## Prompt
Pull out each line of the material below that contains the string "last", matching uppercase and lowercase exactly.

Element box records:
____
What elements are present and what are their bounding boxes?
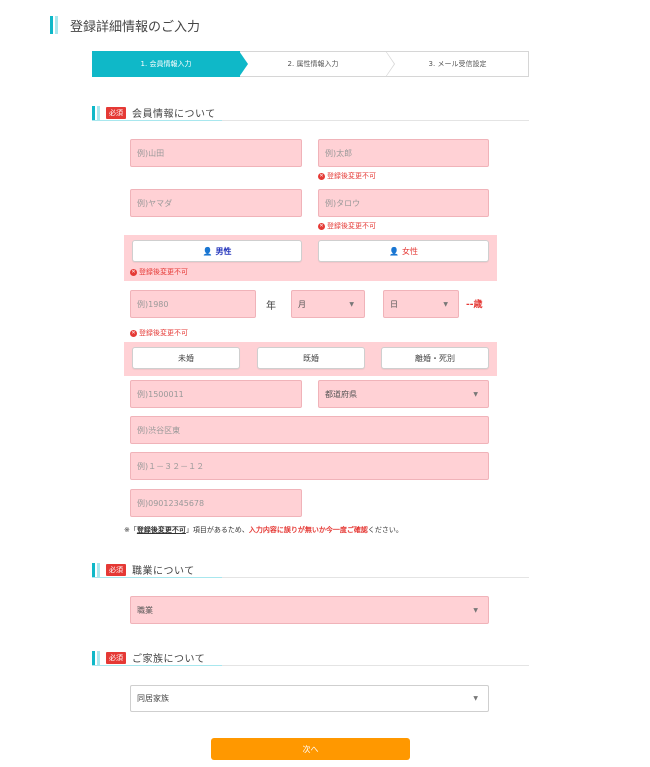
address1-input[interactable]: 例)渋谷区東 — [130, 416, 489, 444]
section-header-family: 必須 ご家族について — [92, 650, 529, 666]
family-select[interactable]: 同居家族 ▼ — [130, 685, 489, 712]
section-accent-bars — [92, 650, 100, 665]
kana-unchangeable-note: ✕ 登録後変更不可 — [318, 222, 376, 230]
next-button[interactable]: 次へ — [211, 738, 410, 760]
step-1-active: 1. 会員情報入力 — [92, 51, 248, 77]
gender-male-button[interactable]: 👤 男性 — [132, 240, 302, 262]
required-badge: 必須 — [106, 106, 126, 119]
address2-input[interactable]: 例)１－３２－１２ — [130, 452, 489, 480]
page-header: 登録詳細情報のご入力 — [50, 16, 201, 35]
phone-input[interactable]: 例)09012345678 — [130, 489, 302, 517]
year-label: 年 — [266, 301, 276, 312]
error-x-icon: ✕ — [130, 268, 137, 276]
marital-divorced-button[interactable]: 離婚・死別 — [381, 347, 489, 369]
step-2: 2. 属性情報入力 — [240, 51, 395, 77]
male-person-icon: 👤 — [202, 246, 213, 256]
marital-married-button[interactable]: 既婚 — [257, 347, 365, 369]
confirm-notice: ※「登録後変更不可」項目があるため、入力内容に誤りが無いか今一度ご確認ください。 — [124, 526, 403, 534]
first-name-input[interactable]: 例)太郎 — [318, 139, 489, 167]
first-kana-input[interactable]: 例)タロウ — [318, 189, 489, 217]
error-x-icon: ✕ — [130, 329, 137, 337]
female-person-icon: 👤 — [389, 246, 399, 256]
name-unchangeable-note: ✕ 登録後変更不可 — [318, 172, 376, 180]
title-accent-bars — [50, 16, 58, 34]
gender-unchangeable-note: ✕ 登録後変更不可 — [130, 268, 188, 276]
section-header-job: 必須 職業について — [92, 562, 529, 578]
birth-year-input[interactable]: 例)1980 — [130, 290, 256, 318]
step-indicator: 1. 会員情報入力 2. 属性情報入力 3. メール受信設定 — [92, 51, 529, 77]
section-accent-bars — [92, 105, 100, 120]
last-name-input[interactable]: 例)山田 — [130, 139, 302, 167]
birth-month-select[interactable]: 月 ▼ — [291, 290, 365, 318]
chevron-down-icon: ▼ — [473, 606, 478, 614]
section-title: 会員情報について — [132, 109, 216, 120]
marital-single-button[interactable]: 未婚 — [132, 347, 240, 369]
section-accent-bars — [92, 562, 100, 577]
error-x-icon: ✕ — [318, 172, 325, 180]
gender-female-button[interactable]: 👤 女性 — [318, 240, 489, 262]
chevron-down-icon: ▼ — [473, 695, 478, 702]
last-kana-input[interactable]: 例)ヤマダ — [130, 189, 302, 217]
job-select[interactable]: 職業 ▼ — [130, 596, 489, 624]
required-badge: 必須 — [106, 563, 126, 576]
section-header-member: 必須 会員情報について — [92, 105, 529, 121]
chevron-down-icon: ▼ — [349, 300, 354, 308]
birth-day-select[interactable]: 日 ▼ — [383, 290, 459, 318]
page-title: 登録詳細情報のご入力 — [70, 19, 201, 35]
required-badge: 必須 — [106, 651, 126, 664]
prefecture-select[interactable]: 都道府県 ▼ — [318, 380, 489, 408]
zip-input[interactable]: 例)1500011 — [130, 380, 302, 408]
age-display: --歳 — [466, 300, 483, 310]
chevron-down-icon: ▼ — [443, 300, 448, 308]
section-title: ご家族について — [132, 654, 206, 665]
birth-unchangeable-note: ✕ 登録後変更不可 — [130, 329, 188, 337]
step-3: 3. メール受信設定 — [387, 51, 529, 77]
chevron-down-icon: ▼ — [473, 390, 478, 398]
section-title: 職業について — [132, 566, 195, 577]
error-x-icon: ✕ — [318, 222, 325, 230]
____
## Exercise response
last-name-input[interactable]: 例)山田 — [130, 139, 302, 167]
last-kana-input[interactable]: 例)ヤマダ — [130, 189, 302, 217]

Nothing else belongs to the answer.